_Dataset excerpts_:
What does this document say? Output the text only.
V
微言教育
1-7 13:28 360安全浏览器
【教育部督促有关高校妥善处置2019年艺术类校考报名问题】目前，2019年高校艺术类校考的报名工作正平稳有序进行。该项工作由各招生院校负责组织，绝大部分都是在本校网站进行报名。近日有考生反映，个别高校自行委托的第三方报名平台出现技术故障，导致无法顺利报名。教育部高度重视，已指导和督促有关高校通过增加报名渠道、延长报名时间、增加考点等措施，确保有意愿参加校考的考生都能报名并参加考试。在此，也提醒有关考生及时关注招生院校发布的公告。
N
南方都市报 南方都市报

_Work to complete_: Please quote every record above exactly as it appears.

_Output for this task_:
What does this document say? Output the text only.
V
微言教育
1-7 13:28 360安全浏览器
【教育部督促有关高校妥善处置2019年艺术类校考报名问题】目前，2019年高校艺术类校考的报名工作正平稳有序进行。该项工作由各招生院校负责组织，绝大部分都是在本校网站进行报名。近日有考生反映，个别高校自行委托的第三方报名平台出现技术故障，导致无法顺利报名。教育部高度重视，已指导和督促有关高校通过增加报名渠道、延长报名时间、增加考点等措施，确保有意愿参加校考的考生都能报名并参加考试。在此，也提醒有关考生及时关注招生院校发布的公告。
N
南方都市报 南方都市报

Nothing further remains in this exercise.